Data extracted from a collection
[Start]
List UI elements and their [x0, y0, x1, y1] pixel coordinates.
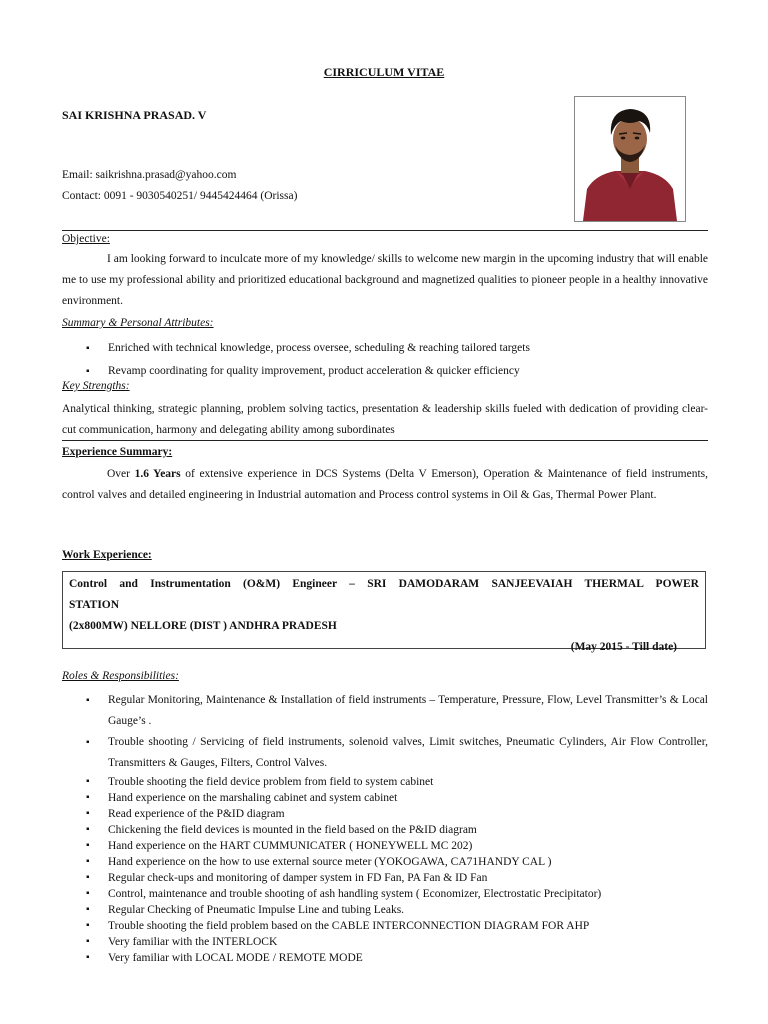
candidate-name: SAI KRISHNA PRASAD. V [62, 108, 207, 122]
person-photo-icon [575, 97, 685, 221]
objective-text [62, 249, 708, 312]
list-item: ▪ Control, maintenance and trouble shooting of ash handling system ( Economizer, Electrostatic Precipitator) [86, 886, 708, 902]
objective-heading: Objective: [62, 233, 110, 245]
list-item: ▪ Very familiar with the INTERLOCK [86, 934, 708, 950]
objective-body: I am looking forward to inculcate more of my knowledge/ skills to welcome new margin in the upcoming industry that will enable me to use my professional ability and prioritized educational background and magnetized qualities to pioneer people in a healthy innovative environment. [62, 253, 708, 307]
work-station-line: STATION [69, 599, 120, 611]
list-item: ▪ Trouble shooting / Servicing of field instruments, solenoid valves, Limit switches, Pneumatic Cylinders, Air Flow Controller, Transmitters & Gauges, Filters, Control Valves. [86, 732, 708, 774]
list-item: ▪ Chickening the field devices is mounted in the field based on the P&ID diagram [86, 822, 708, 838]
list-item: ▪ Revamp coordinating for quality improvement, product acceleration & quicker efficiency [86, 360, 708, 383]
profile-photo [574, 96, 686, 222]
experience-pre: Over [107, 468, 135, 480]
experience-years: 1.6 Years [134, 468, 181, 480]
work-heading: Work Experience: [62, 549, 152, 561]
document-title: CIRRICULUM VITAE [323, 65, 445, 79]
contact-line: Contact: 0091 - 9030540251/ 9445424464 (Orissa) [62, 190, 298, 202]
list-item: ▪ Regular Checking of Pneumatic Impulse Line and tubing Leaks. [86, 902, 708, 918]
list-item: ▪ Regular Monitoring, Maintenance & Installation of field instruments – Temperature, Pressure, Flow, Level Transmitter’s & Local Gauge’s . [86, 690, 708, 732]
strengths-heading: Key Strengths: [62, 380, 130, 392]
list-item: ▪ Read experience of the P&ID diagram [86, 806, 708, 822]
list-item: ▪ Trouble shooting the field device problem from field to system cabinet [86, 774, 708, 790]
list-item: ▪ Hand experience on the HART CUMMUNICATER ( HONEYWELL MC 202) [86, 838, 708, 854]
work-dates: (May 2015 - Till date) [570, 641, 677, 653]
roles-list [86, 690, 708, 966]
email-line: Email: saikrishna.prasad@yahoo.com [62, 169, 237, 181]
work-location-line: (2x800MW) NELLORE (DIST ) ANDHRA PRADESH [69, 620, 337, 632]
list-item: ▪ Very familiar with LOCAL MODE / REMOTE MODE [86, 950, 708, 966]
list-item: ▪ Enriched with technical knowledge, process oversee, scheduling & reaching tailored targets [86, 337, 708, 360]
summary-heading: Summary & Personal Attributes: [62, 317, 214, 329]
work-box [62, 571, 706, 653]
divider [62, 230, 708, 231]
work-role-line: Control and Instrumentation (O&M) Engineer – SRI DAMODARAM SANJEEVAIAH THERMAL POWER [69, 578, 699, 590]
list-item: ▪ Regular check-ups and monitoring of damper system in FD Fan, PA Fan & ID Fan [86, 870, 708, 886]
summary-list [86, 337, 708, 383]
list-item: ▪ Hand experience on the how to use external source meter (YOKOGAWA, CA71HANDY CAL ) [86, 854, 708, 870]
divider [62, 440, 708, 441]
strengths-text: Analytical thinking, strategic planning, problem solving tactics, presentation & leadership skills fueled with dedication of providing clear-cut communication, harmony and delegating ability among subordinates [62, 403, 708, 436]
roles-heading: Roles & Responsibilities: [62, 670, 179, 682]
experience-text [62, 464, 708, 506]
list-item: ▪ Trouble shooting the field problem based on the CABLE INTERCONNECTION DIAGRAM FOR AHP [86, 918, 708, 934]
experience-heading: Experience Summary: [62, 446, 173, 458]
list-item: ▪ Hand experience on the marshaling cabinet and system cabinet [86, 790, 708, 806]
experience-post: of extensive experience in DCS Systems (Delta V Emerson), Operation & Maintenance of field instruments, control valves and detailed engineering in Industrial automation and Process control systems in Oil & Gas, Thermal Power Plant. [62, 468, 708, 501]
[End]
[Start]
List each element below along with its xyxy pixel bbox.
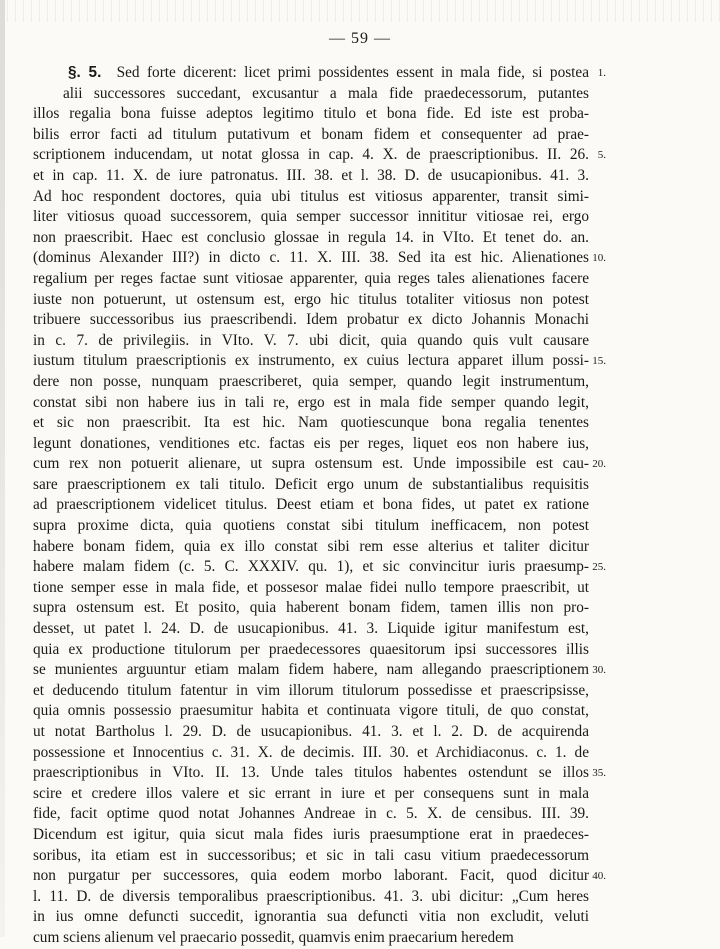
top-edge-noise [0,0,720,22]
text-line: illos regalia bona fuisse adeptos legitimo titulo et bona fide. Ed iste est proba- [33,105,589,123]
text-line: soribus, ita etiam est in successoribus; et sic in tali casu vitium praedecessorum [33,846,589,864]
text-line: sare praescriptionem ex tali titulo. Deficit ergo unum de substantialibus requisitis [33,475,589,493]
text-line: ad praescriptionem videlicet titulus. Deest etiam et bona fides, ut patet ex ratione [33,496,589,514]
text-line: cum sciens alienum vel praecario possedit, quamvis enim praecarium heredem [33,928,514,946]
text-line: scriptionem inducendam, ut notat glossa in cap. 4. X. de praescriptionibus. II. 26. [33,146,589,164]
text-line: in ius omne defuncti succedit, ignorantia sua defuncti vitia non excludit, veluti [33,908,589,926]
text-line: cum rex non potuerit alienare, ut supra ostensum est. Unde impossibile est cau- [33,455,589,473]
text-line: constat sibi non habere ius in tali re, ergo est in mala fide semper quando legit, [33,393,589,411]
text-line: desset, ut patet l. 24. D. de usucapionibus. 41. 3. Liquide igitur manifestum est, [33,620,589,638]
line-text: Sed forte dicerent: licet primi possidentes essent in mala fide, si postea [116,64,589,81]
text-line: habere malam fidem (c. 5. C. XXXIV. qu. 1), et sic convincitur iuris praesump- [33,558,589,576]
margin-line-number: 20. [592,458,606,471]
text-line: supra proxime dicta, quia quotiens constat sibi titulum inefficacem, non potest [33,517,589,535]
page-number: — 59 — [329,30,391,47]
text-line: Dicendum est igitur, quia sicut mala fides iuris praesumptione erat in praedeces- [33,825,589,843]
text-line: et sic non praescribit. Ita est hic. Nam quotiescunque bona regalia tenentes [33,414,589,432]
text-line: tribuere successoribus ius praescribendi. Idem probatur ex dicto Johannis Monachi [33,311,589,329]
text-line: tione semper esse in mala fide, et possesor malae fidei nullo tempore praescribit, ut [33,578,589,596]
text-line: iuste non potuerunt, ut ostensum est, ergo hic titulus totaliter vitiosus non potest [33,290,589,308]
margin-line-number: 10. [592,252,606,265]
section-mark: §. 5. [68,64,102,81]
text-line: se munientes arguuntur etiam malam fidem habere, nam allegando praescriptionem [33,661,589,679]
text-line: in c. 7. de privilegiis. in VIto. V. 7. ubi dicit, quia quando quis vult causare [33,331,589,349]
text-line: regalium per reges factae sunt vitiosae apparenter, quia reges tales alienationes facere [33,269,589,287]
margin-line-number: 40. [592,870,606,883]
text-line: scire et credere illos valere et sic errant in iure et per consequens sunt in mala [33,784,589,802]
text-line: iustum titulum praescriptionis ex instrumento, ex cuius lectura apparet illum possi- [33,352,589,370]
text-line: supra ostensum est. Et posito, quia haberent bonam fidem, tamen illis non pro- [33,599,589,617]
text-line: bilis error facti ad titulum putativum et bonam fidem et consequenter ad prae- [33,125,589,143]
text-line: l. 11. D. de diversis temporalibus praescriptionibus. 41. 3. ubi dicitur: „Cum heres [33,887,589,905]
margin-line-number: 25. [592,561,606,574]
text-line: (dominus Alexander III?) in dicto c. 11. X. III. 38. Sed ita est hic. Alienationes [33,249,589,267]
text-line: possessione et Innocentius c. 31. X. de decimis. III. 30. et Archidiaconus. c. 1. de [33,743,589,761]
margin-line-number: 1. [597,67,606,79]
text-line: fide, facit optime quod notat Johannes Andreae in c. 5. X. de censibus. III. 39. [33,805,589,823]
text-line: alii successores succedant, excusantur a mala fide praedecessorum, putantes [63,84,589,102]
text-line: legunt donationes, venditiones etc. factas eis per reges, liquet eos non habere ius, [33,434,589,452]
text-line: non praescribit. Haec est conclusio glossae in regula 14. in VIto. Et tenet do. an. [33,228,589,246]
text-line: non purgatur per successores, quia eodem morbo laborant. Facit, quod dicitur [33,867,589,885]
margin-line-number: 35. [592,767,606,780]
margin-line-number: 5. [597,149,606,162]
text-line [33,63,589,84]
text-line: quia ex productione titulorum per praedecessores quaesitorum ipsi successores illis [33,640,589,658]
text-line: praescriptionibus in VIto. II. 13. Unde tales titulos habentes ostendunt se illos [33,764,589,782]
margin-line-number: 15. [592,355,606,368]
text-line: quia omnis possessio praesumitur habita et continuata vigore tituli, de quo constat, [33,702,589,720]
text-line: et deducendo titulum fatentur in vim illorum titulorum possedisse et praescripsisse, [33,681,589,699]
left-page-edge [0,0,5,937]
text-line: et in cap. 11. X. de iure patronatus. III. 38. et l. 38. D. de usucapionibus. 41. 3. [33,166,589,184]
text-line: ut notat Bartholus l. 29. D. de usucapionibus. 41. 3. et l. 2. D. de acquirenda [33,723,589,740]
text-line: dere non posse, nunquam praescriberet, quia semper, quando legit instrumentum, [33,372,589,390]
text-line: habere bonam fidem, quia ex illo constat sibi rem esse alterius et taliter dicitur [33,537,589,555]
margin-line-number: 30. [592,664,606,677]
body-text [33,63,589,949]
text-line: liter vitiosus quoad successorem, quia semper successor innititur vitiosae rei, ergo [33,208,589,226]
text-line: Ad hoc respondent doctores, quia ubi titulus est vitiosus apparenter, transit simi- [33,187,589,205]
[End]
[Start]
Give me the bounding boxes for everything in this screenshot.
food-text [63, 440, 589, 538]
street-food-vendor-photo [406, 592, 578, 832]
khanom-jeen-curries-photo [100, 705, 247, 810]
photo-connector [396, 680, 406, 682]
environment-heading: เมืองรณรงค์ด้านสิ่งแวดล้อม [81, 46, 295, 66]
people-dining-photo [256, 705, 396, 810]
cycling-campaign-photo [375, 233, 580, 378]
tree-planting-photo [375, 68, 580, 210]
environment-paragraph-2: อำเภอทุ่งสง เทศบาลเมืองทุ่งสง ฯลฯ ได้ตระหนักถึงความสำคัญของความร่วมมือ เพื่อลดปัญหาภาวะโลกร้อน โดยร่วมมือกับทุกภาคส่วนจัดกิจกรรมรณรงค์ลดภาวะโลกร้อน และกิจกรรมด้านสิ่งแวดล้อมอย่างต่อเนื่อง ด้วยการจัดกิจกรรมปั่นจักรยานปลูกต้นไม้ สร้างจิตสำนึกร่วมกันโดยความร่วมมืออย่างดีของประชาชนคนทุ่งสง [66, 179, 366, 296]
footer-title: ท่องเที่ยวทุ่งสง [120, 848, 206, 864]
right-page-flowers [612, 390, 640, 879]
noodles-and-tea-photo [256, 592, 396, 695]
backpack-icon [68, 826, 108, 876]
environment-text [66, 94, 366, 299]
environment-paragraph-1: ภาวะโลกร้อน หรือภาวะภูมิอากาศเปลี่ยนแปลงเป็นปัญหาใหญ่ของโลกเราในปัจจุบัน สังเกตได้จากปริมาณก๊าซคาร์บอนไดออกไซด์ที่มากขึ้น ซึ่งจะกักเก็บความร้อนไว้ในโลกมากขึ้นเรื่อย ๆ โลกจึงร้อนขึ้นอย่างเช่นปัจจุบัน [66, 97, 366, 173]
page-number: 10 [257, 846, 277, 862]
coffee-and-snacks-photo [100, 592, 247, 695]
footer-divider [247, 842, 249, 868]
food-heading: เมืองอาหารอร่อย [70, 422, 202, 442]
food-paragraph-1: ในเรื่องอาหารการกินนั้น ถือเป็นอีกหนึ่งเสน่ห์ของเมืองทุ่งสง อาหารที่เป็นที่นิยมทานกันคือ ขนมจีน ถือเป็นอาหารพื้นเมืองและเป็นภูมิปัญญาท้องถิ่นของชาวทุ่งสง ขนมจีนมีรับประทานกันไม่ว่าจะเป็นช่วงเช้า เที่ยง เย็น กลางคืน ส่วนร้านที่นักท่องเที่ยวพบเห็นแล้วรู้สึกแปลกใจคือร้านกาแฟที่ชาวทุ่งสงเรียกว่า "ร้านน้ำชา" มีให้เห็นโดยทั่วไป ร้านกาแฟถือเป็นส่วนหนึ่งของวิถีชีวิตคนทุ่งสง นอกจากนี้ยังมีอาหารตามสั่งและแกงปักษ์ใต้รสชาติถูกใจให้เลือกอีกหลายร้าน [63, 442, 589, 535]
[End]
# REQUEST
Please turn the stretch of material from the line containing "Give me the" through the line containing "cycling-campaign-photo [375, 233, 580, 378]" into a Markdown table with the columns Number and Record line, leaving out blank lines.

# THE REPLY
| Number | Record line |
|---|---|
| 1 | Give me the bounding boxes for everything in this screenshot. |
| 2 | food-text [63, 440, 589, 538] |
| 3 | street-food-vendor-photo [406, 592, 578, 832] |
| 4 | khanom-jeen-curries-photo [100, 705, 247, 810] |
| 5 | photo-connector [396, 680, 406, 682] |
| 6 | environment-heading: เมืองรณรงค์ด้านสิ่งแวดล้อม [81, 46, 295, 66] |
| 7 | people-dining-photo [256, 705, 396, 810] |
| 8 | cycling-campaign-photo [375, 233, 580, 378] |